-- Required task --
Copy every line from the data below in which the string "进行多次实验" can be found.

-.-.-

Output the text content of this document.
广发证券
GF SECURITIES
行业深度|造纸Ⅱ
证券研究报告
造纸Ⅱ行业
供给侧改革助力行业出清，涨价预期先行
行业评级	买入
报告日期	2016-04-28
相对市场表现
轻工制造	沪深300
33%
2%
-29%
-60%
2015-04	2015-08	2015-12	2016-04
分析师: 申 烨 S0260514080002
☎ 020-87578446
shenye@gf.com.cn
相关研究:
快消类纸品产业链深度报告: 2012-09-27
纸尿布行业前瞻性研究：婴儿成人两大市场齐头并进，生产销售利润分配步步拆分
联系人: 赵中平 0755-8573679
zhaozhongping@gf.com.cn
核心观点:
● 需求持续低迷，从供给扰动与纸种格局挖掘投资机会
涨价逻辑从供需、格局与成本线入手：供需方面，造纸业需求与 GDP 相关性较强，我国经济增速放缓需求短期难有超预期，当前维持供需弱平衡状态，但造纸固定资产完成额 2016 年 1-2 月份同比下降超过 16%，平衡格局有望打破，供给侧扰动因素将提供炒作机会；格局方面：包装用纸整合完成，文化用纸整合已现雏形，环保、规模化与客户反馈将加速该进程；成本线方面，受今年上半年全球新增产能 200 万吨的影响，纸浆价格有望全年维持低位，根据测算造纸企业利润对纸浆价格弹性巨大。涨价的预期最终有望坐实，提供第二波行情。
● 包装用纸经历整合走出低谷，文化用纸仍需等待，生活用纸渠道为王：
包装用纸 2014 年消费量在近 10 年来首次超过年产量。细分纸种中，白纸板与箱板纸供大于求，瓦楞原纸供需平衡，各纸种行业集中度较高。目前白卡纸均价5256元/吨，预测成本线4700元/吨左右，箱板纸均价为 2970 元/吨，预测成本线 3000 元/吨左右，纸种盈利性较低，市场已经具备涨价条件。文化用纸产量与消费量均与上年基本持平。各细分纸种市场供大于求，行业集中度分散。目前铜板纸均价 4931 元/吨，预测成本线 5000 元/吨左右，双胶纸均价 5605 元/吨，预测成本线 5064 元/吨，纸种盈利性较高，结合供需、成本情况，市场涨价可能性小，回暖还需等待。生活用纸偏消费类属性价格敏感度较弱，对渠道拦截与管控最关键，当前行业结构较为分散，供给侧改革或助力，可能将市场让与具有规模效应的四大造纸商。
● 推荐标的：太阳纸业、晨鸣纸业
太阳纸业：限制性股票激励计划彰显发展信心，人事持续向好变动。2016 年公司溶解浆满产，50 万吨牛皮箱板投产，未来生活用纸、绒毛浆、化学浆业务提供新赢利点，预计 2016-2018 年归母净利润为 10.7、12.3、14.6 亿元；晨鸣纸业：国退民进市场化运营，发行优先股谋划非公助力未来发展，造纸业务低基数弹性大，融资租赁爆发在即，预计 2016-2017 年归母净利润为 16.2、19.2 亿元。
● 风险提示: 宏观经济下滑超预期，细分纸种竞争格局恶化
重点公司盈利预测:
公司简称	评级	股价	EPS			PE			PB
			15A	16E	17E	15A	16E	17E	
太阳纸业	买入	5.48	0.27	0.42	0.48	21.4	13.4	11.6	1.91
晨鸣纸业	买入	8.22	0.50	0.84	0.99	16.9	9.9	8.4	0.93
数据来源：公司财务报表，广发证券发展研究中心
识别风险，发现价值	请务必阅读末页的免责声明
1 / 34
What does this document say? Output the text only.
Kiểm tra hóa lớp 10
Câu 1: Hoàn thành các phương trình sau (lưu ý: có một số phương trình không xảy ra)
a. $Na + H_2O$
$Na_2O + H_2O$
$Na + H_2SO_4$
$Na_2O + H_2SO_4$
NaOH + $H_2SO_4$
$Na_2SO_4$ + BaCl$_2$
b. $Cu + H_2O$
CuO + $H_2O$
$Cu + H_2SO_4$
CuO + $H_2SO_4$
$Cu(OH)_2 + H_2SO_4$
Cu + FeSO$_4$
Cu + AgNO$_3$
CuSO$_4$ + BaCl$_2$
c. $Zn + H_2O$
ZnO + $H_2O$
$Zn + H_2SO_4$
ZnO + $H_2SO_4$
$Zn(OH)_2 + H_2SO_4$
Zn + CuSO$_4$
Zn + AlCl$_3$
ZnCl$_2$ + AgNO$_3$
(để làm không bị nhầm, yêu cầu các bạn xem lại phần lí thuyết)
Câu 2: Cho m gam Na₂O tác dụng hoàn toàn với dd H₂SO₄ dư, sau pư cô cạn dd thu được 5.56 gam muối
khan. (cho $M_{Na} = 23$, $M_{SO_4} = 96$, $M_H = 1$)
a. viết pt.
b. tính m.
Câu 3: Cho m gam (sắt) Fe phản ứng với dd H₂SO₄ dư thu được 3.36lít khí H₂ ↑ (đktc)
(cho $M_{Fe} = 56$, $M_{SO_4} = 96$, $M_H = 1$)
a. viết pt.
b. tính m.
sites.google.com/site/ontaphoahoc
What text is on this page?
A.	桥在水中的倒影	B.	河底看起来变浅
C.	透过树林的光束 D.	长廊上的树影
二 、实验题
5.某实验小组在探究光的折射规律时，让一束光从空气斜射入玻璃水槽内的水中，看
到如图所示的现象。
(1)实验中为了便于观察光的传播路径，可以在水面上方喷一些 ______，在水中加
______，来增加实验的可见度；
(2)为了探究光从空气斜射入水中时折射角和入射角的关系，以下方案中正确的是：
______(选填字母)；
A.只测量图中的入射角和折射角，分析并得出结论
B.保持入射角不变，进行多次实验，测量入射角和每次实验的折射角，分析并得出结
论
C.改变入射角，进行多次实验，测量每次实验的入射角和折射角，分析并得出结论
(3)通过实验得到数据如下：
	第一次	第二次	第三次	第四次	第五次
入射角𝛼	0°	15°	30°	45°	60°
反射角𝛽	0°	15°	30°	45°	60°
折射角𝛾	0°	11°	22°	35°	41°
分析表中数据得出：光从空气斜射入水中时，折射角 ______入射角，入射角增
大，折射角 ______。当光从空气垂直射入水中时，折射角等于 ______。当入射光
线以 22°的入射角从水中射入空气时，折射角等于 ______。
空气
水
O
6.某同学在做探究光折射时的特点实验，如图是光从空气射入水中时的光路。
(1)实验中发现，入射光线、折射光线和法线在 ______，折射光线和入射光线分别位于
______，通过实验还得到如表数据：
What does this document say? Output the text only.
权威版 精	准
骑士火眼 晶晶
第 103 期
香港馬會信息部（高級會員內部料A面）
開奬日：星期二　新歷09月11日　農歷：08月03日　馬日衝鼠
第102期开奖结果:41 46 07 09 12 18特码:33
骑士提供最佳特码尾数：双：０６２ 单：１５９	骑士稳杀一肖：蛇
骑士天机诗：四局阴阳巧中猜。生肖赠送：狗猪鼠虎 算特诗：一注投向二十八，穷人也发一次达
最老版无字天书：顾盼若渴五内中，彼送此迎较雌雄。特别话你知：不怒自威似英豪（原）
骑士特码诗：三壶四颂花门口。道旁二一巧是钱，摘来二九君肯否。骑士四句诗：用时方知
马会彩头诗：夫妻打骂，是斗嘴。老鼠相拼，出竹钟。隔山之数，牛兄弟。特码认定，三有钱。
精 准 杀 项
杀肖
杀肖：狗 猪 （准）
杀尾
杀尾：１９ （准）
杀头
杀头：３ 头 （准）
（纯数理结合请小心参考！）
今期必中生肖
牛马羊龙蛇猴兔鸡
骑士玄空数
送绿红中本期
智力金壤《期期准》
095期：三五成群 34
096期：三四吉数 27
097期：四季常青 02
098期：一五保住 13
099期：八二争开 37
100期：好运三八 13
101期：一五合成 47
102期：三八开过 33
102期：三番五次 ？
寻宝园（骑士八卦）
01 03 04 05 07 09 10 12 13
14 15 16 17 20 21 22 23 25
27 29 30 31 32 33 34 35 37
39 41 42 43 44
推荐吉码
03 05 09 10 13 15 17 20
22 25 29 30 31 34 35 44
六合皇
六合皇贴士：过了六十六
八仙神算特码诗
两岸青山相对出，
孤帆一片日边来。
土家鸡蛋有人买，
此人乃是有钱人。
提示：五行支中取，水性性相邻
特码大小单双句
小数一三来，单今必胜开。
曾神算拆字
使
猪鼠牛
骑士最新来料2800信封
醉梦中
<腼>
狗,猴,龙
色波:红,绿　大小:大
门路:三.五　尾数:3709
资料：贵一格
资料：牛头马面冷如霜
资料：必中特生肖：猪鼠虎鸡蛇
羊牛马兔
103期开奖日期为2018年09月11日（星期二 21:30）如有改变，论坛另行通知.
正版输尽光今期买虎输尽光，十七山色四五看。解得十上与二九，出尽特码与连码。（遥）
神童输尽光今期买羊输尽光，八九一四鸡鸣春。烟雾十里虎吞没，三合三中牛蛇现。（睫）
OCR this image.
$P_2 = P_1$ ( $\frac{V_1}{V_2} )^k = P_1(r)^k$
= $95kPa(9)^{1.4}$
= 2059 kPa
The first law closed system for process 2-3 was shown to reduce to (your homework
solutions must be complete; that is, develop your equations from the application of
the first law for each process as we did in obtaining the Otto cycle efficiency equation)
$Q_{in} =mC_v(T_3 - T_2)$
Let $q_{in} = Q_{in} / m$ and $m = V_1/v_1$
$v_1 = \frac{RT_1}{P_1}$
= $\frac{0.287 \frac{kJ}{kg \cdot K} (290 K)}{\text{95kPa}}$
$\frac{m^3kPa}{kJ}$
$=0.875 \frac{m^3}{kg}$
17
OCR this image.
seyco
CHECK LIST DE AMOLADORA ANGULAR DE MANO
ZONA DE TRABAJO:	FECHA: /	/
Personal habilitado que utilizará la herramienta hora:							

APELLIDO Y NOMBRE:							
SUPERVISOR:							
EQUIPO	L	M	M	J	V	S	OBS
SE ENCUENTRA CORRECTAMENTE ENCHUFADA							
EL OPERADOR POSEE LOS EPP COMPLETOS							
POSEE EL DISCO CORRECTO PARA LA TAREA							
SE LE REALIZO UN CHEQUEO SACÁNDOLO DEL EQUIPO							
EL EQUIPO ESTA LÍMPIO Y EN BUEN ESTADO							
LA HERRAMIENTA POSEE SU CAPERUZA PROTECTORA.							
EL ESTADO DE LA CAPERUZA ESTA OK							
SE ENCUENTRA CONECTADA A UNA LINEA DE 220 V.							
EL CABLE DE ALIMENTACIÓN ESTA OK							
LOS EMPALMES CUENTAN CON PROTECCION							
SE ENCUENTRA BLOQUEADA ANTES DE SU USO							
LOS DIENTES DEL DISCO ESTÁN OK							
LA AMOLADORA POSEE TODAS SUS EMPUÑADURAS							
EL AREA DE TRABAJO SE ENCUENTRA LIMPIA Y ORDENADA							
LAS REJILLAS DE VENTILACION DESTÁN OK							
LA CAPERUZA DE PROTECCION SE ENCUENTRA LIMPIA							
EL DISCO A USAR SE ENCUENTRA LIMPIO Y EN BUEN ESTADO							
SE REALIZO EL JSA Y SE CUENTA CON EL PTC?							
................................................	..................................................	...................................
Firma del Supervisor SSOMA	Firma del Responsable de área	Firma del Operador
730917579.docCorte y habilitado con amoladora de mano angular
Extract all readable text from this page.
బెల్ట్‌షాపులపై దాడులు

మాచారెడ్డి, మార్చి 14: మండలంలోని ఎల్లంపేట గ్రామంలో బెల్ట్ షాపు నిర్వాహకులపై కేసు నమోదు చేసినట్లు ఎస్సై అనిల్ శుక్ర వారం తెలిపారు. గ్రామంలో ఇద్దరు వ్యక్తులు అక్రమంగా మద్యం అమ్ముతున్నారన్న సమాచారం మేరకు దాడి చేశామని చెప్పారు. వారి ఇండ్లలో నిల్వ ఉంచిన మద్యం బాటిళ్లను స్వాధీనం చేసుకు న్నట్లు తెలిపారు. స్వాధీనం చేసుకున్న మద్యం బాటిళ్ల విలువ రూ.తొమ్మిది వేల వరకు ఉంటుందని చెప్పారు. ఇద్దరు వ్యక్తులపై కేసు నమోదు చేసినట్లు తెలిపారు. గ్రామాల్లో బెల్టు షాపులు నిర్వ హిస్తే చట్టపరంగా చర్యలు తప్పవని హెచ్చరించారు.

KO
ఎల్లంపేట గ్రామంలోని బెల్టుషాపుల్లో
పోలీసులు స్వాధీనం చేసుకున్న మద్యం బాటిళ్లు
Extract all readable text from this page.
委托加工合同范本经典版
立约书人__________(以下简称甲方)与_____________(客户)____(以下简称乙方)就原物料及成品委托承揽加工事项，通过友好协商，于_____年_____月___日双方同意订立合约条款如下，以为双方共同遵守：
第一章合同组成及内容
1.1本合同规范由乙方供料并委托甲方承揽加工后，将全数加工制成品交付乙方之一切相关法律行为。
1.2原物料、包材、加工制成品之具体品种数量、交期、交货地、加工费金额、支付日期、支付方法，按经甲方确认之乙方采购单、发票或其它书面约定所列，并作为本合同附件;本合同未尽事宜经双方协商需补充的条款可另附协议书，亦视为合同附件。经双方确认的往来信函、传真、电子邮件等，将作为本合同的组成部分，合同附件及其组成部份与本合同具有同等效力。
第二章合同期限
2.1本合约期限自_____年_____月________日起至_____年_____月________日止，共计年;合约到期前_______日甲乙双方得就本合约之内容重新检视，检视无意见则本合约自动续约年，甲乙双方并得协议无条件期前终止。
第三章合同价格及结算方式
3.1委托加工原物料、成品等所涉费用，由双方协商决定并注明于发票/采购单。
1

-.-.-

-- Solution to the exercise --
B.保持入射角不变，进行多次实验，测量入射角和每次实验的折射角，分析并得出结
C.改变入射角，进行多次实验，测量每次实验的入射角和折射角，分析并得出结论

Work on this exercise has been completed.